§ Text block
##########
1.3 Registration on Form S-3.
(a) Qualification on Form S-3. After the IPO, the Company shall use its commercially reasonable efforts to qualify (and continue to be qualified) for registration on Form S-3 or any comparable or successor form. To that end, the Company shall register (whether or not required by law to do so) its Common Stock under the Exchange Act in accordance with the provisions of the Exchange Act following the effective date of the first registration of any securities of the Company on Form S-1 or any comparable or successor form or forms.
##########
§ What the exercise asks
Copy the Form S-3 registration clause from "(a) Qualification on" up to and including "form or forms.", switching "Company" to "Corporation".
##########
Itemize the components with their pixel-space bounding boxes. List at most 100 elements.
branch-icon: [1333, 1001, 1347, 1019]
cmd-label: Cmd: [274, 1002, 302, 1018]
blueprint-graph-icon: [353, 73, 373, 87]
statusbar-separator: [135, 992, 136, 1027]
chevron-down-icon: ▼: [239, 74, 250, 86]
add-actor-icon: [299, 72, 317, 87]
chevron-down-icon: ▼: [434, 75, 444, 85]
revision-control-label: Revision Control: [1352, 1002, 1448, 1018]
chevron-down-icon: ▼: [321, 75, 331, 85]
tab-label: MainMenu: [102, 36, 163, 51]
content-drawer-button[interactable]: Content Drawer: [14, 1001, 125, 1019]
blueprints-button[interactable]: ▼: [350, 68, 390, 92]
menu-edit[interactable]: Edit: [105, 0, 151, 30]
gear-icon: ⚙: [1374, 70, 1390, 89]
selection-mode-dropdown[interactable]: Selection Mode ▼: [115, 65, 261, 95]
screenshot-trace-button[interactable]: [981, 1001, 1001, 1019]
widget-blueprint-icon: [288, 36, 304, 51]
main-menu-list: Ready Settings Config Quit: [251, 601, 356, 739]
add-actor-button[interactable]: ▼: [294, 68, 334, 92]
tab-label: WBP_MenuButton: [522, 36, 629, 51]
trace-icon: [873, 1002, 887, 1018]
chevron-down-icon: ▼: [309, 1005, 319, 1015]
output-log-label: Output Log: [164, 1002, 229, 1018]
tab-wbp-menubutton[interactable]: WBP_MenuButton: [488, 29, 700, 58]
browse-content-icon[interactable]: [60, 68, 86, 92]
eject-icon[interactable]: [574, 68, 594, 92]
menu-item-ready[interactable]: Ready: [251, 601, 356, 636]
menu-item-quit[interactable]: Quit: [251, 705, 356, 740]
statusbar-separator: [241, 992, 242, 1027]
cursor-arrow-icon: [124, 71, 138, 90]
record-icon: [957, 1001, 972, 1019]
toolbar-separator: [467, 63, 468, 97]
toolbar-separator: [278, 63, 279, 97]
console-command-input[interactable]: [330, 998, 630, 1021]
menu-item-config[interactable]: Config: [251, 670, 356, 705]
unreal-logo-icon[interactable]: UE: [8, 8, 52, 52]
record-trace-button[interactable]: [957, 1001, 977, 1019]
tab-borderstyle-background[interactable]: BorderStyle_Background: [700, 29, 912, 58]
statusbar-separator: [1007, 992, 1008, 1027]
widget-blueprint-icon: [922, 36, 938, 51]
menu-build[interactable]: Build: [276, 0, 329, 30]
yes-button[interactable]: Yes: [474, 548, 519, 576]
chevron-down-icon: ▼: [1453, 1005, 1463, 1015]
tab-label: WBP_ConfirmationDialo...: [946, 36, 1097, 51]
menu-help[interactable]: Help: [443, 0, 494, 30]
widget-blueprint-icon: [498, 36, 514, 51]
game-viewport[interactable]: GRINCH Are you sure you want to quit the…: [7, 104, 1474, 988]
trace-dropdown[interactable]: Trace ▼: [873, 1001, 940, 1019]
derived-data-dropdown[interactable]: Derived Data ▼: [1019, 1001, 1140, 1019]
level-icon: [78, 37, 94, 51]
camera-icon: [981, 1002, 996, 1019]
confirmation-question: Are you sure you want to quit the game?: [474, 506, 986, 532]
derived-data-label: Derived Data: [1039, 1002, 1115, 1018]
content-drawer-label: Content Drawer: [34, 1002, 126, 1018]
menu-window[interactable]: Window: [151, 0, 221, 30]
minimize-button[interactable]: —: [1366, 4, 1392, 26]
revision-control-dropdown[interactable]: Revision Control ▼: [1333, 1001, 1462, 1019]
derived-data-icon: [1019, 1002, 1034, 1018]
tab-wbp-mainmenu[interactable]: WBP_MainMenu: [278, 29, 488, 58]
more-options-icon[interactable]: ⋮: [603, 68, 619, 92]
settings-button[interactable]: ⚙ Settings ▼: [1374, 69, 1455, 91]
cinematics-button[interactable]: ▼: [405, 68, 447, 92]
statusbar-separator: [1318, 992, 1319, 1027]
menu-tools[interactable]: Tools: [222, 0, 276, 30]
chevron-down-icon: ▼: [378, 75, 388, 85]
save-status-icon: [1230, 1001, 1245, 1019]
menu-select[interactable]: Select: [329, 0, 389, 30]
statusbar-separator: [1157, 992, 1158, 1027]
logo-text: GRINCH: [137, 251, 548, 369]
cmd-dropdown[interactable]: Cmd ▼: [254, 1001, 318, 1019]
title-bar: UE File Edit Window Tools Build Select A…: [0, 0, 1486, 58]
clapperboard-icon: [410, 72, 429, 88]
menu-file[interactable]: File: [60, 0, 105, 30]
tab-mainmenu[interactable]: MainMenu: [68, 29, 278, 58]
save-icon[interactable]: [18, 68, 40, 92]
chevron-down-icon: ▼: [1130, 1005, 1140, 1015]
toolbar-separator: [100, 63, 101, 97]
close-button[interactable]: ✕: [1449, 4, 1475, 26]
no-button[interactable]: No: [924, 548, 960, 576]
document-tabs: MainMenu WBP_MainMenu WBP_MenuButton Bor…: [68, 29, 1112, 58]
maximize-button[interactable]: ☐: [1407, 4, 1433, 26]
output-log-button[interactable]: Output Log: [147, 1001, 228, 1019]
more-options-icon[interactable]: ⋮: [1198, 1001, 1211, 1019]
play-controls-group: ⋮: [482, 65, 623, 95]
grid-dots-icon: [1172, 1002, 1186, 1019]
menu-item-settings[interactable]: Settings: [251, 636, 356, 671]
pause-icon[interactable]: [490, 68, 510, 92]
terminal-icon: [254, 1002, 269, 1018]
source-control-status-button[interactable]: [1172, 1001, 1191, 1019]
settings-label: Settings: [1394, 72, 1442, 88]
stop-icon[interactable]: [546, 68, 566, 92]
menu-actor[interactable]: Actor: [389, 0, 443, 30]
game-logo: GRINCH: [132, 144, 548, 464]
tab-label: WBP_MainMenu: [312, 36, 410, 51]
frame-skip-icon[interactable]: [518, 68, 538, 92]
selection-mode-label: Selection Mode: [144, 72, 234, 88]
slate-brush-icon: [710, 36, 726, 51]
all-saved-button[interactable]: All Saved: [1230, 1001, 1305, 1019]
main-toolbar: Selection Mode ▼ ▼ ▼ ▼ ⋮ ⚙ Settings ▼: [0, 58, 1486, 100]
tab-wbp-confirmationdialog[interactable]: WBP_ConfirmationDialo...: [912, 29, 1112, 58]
##########
§ Task answer
(a) Qualification on Form S-3. After the IPO, the Corporation shall use its commercially reasonable efforts to qualify (and continue to be qualified) for registration on Form S-3 or any comparable or successor form. To that end, the Corporation shall register (whether or not required by law to do so) its Common Stock under the Exchange Act in accordance with the provisions of the Exchange Act following the effective date of the first registration of any securities of the Corporation on Form S-1 or any comparable or successor form or forms.